Stated problem:
Pick out the lines containing "seed".
----- Given records -----
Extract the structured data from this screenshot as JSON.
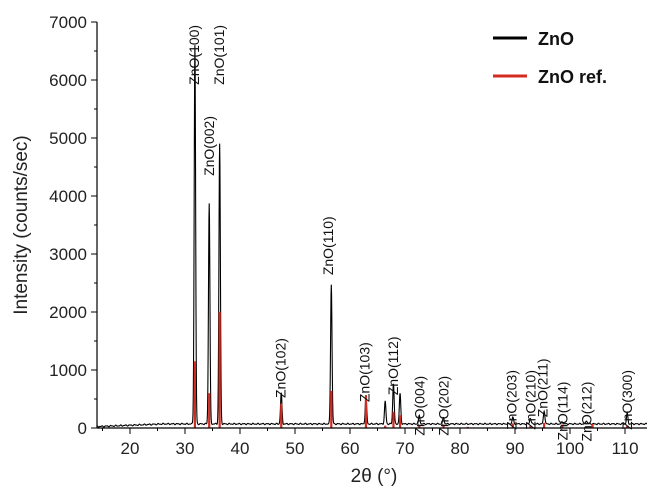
{
  "chart_data": {
    "type": "line",
    "xlabel": "2θ (°)",
    "ylabel": "Intensity (counts/sec)",
    "xlim": [
      14,
      114
    ],
    "ylim": [
      0,
      7000
    ],
    "x_ticks": [
      20,
      30,
      40,
      50,
      60,
      70,
      80,
      90,
      100,
      110
    ],
    "y_ticks": [
      0,
      1000,
      2000,
      3000,
      4000,
      5000,
      6000,
      7000
    ],
    "grid": false,
    "legend_position": "top-right",
    "series": [
      {
        "name": "ZnO",
        "color": "#000000",
        "style": "line",
        "baseline": 70,
        "peaks": [
          {
            "x": 31.8,
            "y": 6600
          },
          {
            "x": 34.4,
            "y": 3880
          },
          {
            "x": 36.3,
            "y": 4900
          },
          {
            "x": 47.5,
            "y": 600
          },
          {
            "x": 56.6,
            "y": 2480
          },
          {
            "x": 62.9,
            "y": 560
          },
          {
            "x": 66.4,
            "y": 460
          },
          {
            "x": 67.9,
            "y": 770
          },
          {
            "x": 69.1,
            "y": 590
          },
          {
            "x": 72.6,
            "y": 210
          },
          {
            "x": 77.0,
            "y": 180
          },
          {
            "x": 89.6,
            "y": 190
          },
          {
            "x": 92.8,
            "y": 170
          },
          {
            "x": 95.3,
            "y": 300
          },
          {
            "x": 98.6,
            "y": 110
          },
          {
            "x": 103.0,
            "y": 130
          },
          {
            "x": 110.4,
            "y": 250
          }
        ]
      },
      {
        "name": "ZnO ref.",
        "color": "#d42a20",
        "style": "sticks",
        "points": [
          {
            "x": 31.8,
            "y": 1150
          },
          {
            "x": 34.4,
            "y": 600
          },
          {
            "x": 36.3,
            "y": 2000
          },
          {
            "x": 47.5,
            "y": 420
          },
          {
            "x": 56.6,
            "y": 640
          },
          {
            "x": 62.9,
            "y": 560
          },
          {
            "x": 66.4,
            "y": 40
          },
          {
            "x": 67.9,
            "y": 280
          },
          {
            "x": 69.1,
            "y": 220
          },
          {
            "x": 72.6,
            "y": 40
          },
          {
            "x": 77.0,
            "y": 60
          },
          {
            "x": 81.4,
            "y": 20
          },
          {
            "x": 89.6,
            "y": 80
          },
          {
            "x": 92.8,
            "y": 40
          },
          {
            "x": 95.3,
            "y": 90
          },
          {
            "x": 98.6,
            "y": 60
          },
          {
            "x": 104.1,
            "y": 70
          },
          {
            "x": 110.4,
            "y": 40
          }
        ]
      }
    ],
    "annotations": [
      {
        "text": "ZnO(100)",
        "x": 31.6,
        "y": 6950
      },
      {
        "text": "ZnO(002)",
        "x": 34.4,
        "y": 5380
      },
      {
        "text": "ZnO(101)",
        "x": 36.2,
        "y": 6950
      },
      {
        "text": "ZnO(102)",
        "x": 47.4,
        "y": 1550
      },
      {
        "text": "ZnO(110)",
        "x": 56.0,
        "y": 3650
      },
      {
        "text": "ZnO(103)",
        "x": 62.6,
        "y": 1480
      },
      {
        "text": "ZnO(112)",
        "x": 67.8,
        "y": 1580
      },
      {
        "text": "ZnO(004)",
        "x": 72.6,
        "y": 900
      },
      {
        "text": "ZnO(202)",
        "x": 77.0,
        "y": 900
      },
      {
        "text": "ZnO(203)",
        "x": 89.4,
        "y": 1000
      },
      {
        "text": "ZnO(210)",
        "x": 92.8,
        "y": 1000
      },
      {
        "text": "ZnO(211)",
        "x": 95.0,
        "y": 1200
      },
      {
        "text": "ZnO(114)",
        "x": 98.6,
        "y": 800
      },
      {
        "text": "ZnO(212)",
        "x": 103.0,
        "y": 800
      },
      {
        "text": "ZnO(300)",
        "x": 110.4,
        "y": 1000
      }
    ]
  }
}
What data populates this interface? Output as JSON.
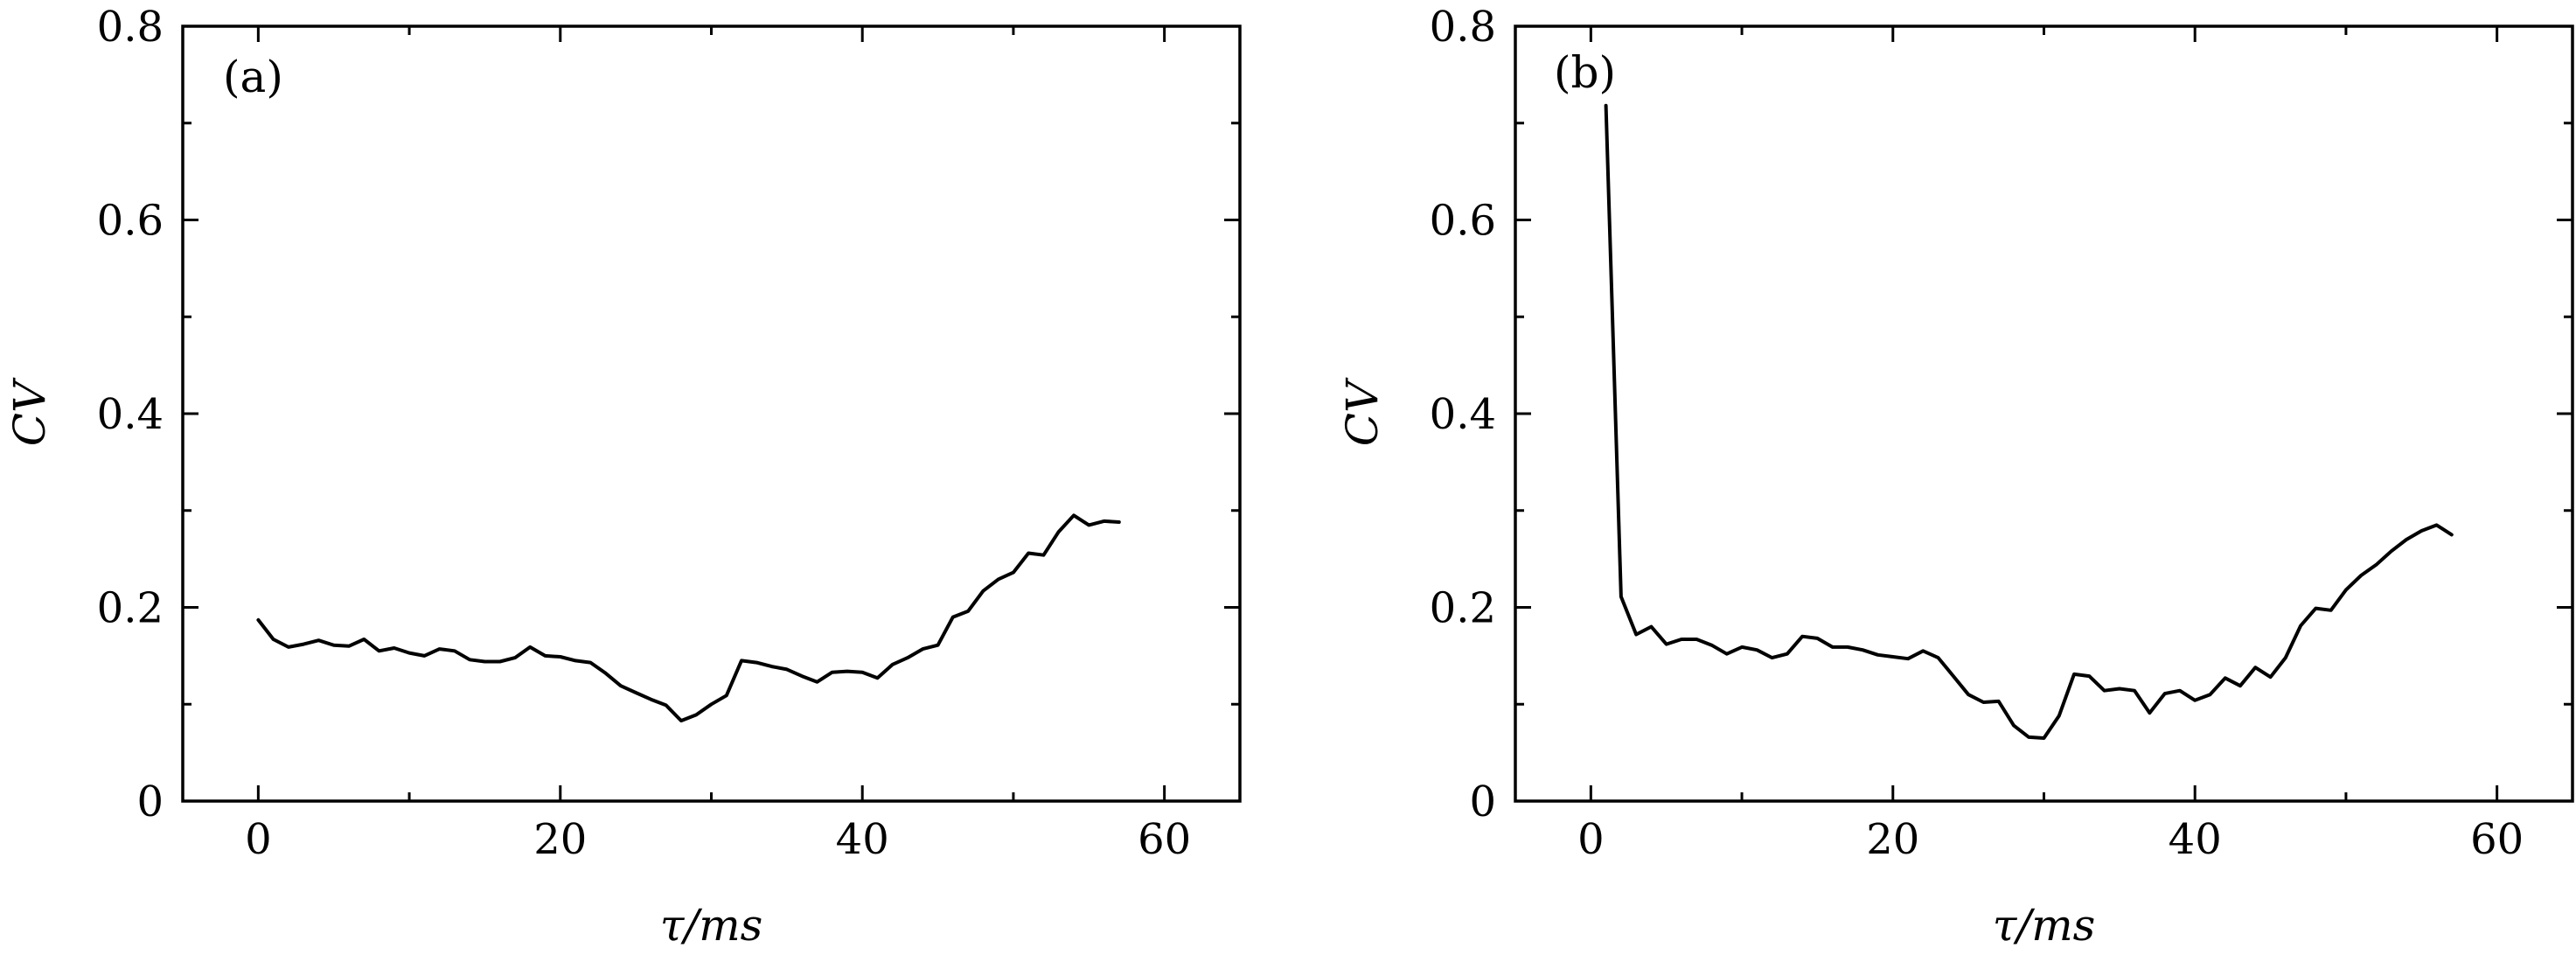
{
  "chart_data": [
    {
      "type": "line",
      "panel_label": "(a)",
      "xlabel": "τ/ms",
      "ylabel": "CV",
      "xlim": [
        -5,
        65
      ],
      "ylim": [
        0,
        0.8
      ],
      "xticks": [
        0,
        20,
        40,
        60
      ],
      "xtick_labels": [
        "0",
        "20",
        "40",
        "60"
      ],
      "yticks": [
        0,
        0.2,
        0.4,
        0.6,
        0.8
      ],
      "ytick_labels": [
        "0",
        "0.2",
        "0.4",
        "0.6",
        "0.8"
      ],
      "grid": false,
      "series": [
        {
          "color": "#000000",
          "x": [
            0,
            1,
            2,
            3,
            4,
            5,
            6,
            7,
            8,
            9,
            10,
            11,
            12,
            13,
            14,
            15,
            16,
            17,
            18,
            19,
            20,
            21,
            22,
            23,
            24,
            25,
            26,
            27,
            28,
            29,
            30,
            31,
            32,
            33,
            34,
            35,
            36,
            37,
            38,
            39,
            40,
            41,
            42,
            43,
            44,
            45,
            46,
            47,
            48,
            49,
            50,
            51,
            52,
            53,
            54,
            55,
            56,
            57
          ],
          "y": [
            0.187,
            0.167,
            0.159,
            0.162,
            0.166,
            0.161,
            0.16,
            0.167,
            0.155,
            0.158,
            0.153,
            0.15,
            0.157,
            0.155,
            0.146,
            0.144,
            0.144,
            0.148,
            0.159,
            0.15,
            0.149,
            0.145,
            0.143,
            0.132,
            0.119,
            0.112,
            0.105,
            0.099,
            0.083,
            0.089,
            0.1,
            0.109,
            0.145,
            0.143,
            0.139,
            0.136,
            0.129,
            0.123,
            0.133,
            0.134,
            0.133,
            0.127,
            0.141,
            0.148,
            0.157,
            0.161,
            0.19,
            0.196,
            0.217,
            0.229,
            0.236,
            0.256,
            0.254,
            0.278,
            0.295,
            0.285,
            0.289,
            0.288
          ]
        }
      ]
    },
    {
      "type": "line",
      "panel_label": "(b)",
      "xlabel": "τ/ms",
      "ylabel": "CV",
      "xlim": [
        -5,
        65
      ],
      "ylim": [
        0,
        0.8
      ],
      "xticks": [
        0,
        20,
        40,
        60
      ],
      "xtick_labels": [
        "0",
        "20",
        "40",
        "60"
      ],
      "yticks": [
        0,
        0.2,
        0.4,
        0.6,
        0.8
      ],
      "ytick_labels": [
        "0",
        "0.2",
        "0.4",
        "0.6",
        "0.8"
      ],
      "grid": false,
      "series": [
        {
          "color": "#000000",
          "x": [
            1,
            2,
            3,
            4,
            5,
            6,
            7,
            8,
            9,
            10,
            11,
            12,
            13,
            14,
            15,
            16,
            17,
            18,
            19,
            20,
            21,
            22,
            23,
            24,
            25,
            26,
            27,
            28,
            29,
            30,
            31,
            32,
            33,
            34,
            35,
            36,
            37,
            38,
            39,
            40,
            41,
            42,
            43,
            44,
            45,
            46,
            47,
            48,
            49,
            50,
            51,
            52,
            53,
            54,
            55,
            56,
            57
          ],
          "y": [
            0.718,
            0.211,
            0.172,
            0.18,
            0.162,
            0.167,
            0.167,
            0.161,
            0.152,
            0.159,
            0.156,
            0.148,
            0.152,
            0.17,
            0.168,
            0.159,
            0.159,
            0.156,
            0.151,
            0.149,
            0.147,
            0.155,
            0.148,
            0.129,
            0.11,
            0.102,
            0.103,
            0.078,
            0.066,
            0.065,
            0.088,
            0.131,
            0.129,
            0.114,
            0.116,
            0.114,
            0.091,
            0.111,
            0.114,
            0.104,
            0.11,
            0.127,
            0.119,
            0.138,
            0.128,
            0.148,
            0.181,
            0.199,
            0.197,
            0.218,
            0.233,
            0.244,
            0.258,
            0.27,
            0.279,
            0.285,
            0.275
          ]
        }
      ]
    }
  ]
}
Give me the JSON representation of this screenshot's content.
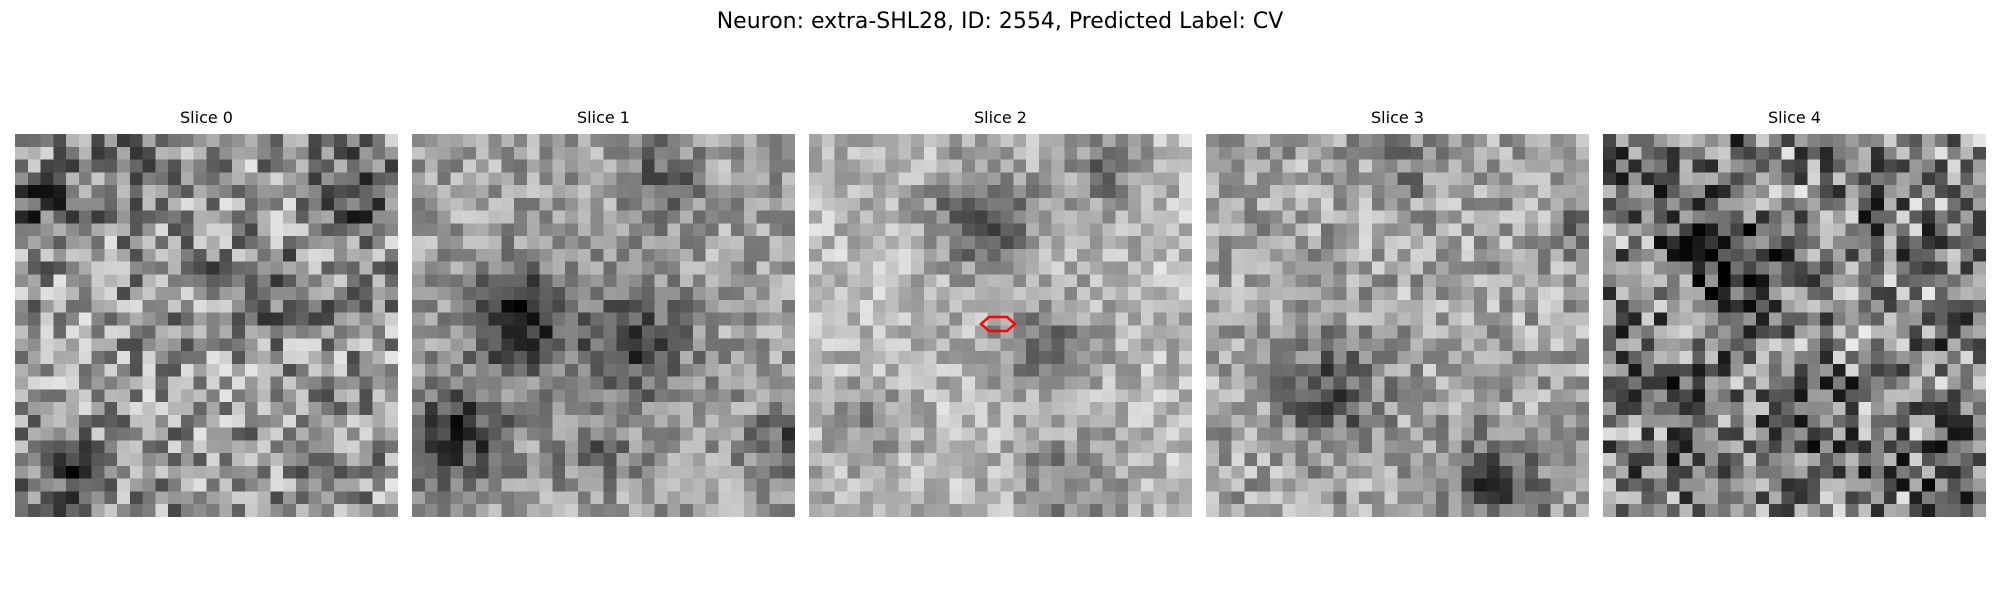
{
  "figure": {
    "title": "Neuron: extra-SHL28, ID: 2554, Predicted Label: CV"
  },
  "panels": [
    {
      "title": "Slice 0",
      "seed": 11,
      "show_roi": false
    },
    {
      "title": "Slice 1",
      "seed": 23,
      "show_roi": false
    },
    {
      "title": "Slice 2",
      "seed": 37,
      "show_roi": true
    },
    {
      "title": "Slice 3",
      "seed": 53,
      "show_roi": false
    },
    {
      "title": "Slice 4",
      "seed": 71,
      "show_roi": false
    }
  ],
  "roi": {
    "color": "#ff0000",
    "shape": "hexagon-outline"
  },
  "colormap": "gray"
}
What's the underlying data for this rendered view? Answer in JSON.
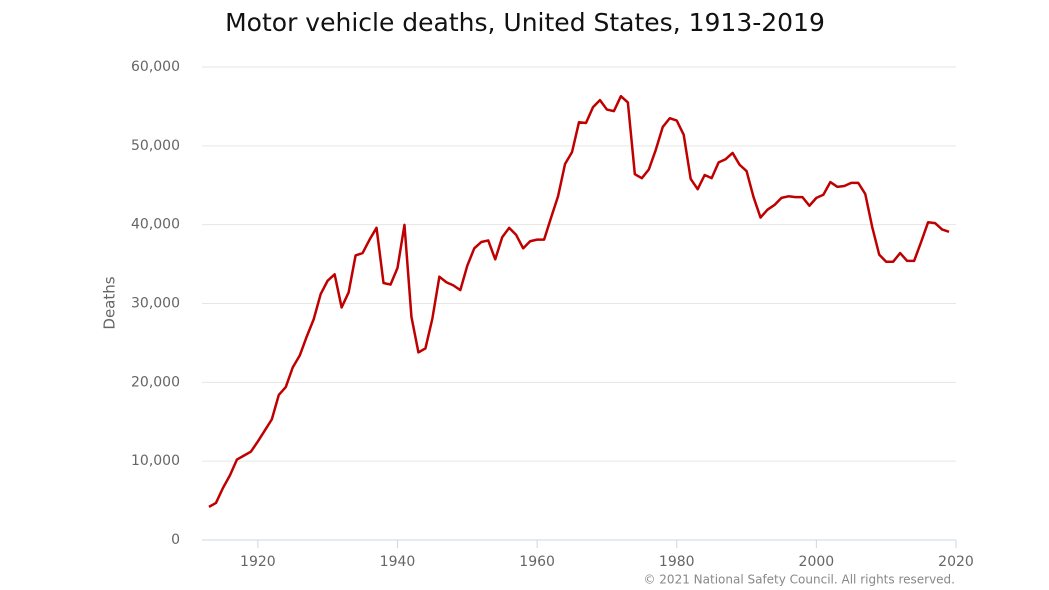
-----
Result for this exercise:
      "seed": 11,
      "seed": 23,
      "seed": 37,
      "seed": 53,
      "seed": 71,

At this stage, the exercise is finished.